# Request:
Every line of the material is to be repeated exactly as it stands.

(Extracted data entries)
***

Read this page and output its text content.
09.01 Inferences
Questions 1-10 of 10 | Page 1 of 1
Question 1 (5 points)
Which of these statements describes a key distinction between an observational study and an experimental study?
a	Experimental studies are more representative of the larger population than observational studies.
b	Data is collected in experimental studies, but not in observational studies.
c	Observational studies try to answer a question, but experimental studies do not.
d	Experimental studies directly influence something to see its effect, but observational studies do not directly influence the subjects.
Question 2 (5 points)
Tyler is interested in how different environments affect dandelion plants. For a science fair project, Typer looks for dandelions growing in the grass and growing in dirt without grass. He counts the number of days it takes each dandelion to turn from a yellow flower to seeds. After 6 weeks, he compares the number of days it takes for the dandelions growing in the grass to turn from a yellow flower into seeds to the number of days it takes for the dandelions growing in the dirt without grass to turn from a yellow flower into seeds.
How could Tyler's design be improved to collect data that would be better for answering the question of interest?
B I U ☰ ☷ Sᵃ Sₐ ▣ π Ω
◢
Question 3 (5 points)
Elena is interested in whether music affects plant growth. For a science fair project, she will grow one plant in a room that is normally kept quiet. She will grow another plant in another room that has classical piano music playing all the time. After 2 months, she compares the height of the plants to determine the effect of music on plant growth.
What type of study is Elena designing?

***

# Completed exercise:
Read this page and output its text content.
09.01 Inferences
Questions 1-10 of 10 | Page 1 of 1
Question 1 (5 points)
Which of these statements describes a key distinction between an observational study and an experimental study?
a	Experimental studies are more representative of the larger population than observational studies.
b	Data is collected in experimental studies, but not in observational studies.
c	Observational studies try to answer a question, but experimental studies do not.
d	Experimental studies directly influence something to see its effect, but observational studies do not directly influence the subjects.
Question 2 (5 points)
Tyler is interested in how different environments affect dandelion plants. For a science fair project, Typer looks for dandelions growing in the grass and growing in dirt without grass. He counts the number of days it takes each dandelion to turn from a yellow flower to seeds. After 6 weeks, he compares the number of days it takes for the dandelions growing in the grass to turn from a yellow flower into seeds to the number of days it takes for the dandelions growing in the dirt without grass to turn from a yellow flower into seeds.
How could Tyler's design be improved to collect data that would be better for answering the question of interest?
B I U ☰ ☷ Sᵃ Sₐ ▣ π Ω
◢
Question 3 (5 points)
Elena is interested in whether music affects plant growth. For a science fair project, she will grow one plant in a room that is normally kept quiet. She will grow another plant in another room that has classical piano music playing all the time. After 2 months, she compares the height of the plants to determine the effect of music on plant growth.
What type of study is Elena designing?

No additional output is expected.